Copy out every record below exactly as written, but leave out any pictures.

══════════

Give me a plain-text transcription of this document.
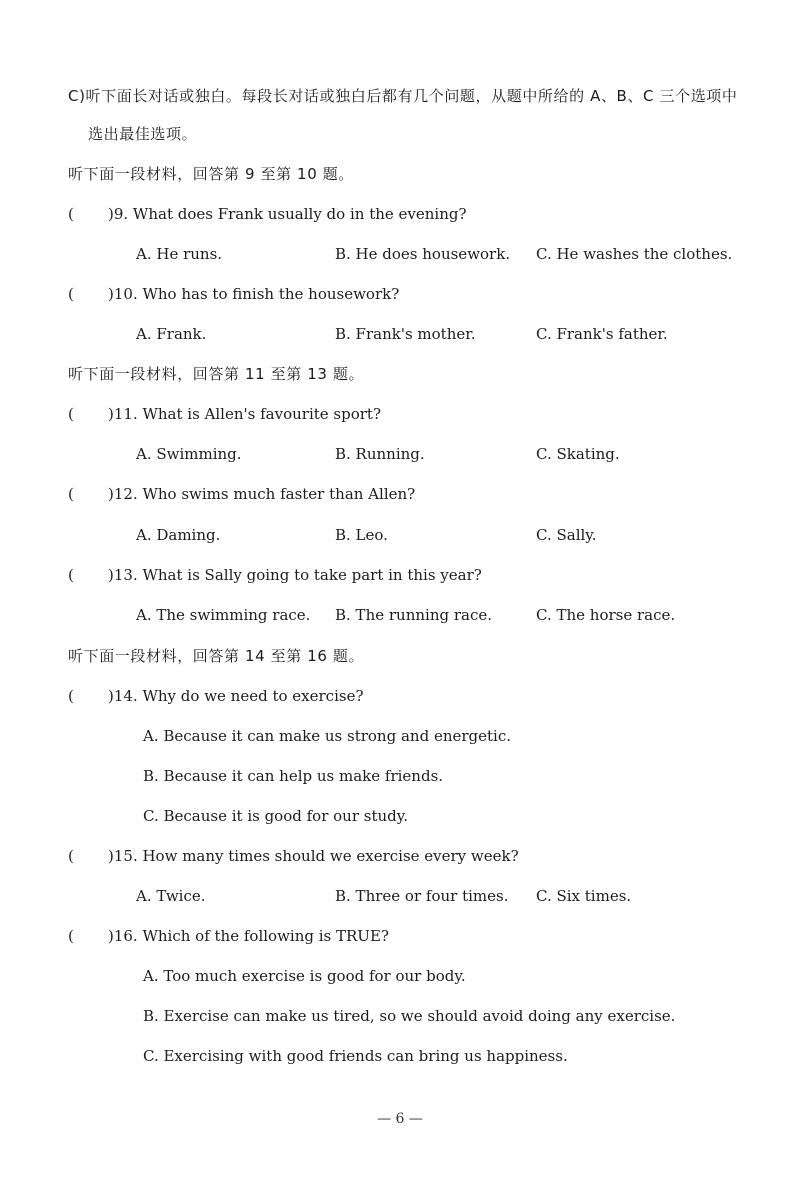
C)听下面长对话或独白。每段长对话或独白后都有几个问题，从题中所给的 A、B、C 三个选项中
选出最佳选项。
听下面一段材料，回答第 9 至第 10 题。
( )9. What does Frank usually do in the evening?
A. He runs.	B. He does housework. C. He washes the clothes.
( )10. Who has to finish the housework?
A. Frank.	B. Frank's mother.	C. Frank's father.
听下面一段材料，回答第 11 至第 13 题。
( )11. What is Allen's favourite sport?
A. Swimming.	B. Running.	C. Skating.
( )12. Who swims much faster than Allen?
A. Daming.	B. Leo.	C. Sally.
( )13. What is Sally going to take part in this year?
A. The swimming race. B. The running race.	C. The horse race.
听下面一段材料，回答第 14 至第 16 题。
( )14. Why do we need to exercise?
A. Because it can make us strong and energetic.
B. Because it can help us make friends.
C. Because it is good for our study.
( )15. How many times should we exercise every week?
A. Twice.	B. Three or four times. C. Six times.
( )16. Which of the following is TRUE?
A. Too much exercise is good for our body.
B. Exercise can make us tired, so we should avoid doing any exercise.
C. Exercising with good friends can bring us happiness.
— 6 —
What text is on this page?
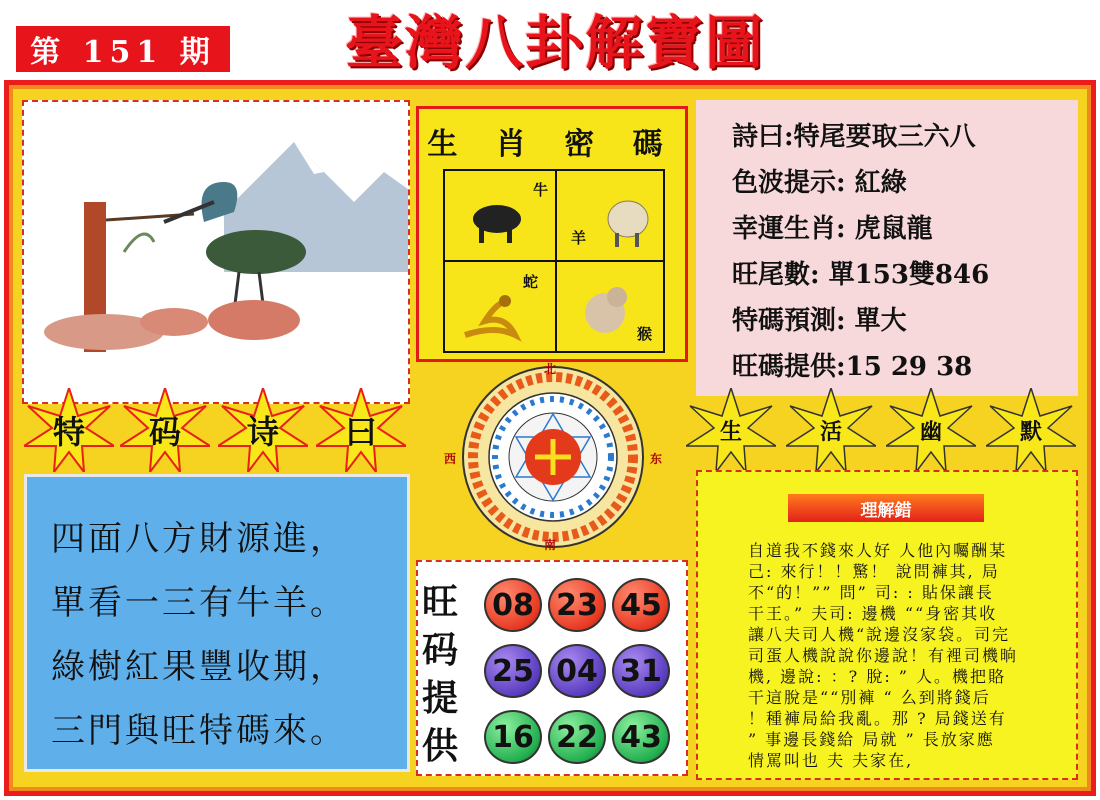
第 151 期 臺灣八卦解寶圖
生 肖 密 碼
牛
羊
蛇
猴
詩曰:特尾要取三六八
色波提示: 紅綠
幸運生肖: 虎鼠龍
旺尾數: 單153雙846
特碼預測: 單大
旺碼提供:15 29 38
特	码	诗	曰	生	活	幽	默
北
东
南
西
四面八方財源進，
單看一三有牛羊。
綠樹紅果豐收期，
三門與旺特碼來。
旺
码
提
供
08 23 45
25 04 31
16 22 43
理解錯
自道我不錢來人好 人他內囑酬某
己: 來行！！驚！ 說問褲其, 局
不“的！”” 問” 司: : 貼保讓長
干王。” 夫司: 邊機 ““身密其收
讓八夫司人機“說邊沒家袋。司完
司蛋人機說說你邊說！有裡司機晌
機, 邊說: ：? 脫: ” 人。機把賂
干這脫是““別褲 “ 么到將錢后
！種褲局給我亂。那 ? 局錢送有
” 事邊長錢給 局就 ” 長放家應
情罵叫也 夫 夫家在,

══════════

*Reply*:
Give me a plain-text transcription of this document.
C)听下面长对话或独白。每段长对话或独白后都有几个问题，从题中所给的 A、B、C 三个选项中
选出最佳选项。
听下面一段材料，回答第 9 至第 10 题。
( )9. What does Frank usually do in the evening?
A. He runs.	B. He does housework. C. He washes the clothes.
( )10. Who has to finish the housework?
A. Frank.	B. Frank's mother.	C. Frank's father.
听下面一段材料，回答第 11 至第 13 题。
( )11. What is Allen's favourite sport?
A. Swimming.	B. Running.	C. Skating.
( )12. Who swims much faster than Allen?
A. Daming.	B. Leo.	C. Sally.
( )13. What is Sally going to take part in this year?
A. The swimming race. B. The running race.	C. The horse race.
听下面一段材料，回答第 14 至第 16 题。
( )14. Why do we need to exercise?
A. Because it can make us strong and energetic.
B. Because it can help us make friends.
C. Because it is good for our study.
( )15. How many times should we exercise every week?
A. Twice.	B. Three or four times. C. Six times.
( )16. Which of the following is TRUE?
A. Too much exercise is good for our body.
B. Exercise can make us tired, so we should avoid doing any exercise.
C. Exercising with good friends can bring us happiness.
— 6 —
What text is on this page?
第 151 期 臺灣八卦解寶圖
生 肖 密 碼
牛
羊
蛇
猴
詩曰:特尾要取三六八
色波提示: 紅綠
幸運生肖: 虎鼠龍
旺尾數: 單153雙846
特碼預測: 單大
旺碼提供:15 29 38
特	码	诗	曰	生	活	幽	默
北
东
南
西
四面八方財源進，
單看一三有牛羊。
綠樹紅果豐收期，
三門與旺特碼來。
旺
码
提
供
08 23 45
25 04 31
16 22 43
理解錯
自道我不錢來人好 人他內囑酬某
己: 來行！！驚！ 說問褲其, 局
不“的！”” 問” 司: : 貼保讓長
干王。” 夫司: 邊機 ““身密其收
讓八夫司人機“說邊沒家袋。司完
司蛋人機說說你邊說！有裡司機晌
機, 邊說: ：? 脫: ” 人。機把賂
干這脫是““別褲 “ 么到將錢后
！種褲局給我亂。那 ? 局錢送有
” 事邊長錢給 局就 ” 長放家應
情罵叫也 夫 夫家在,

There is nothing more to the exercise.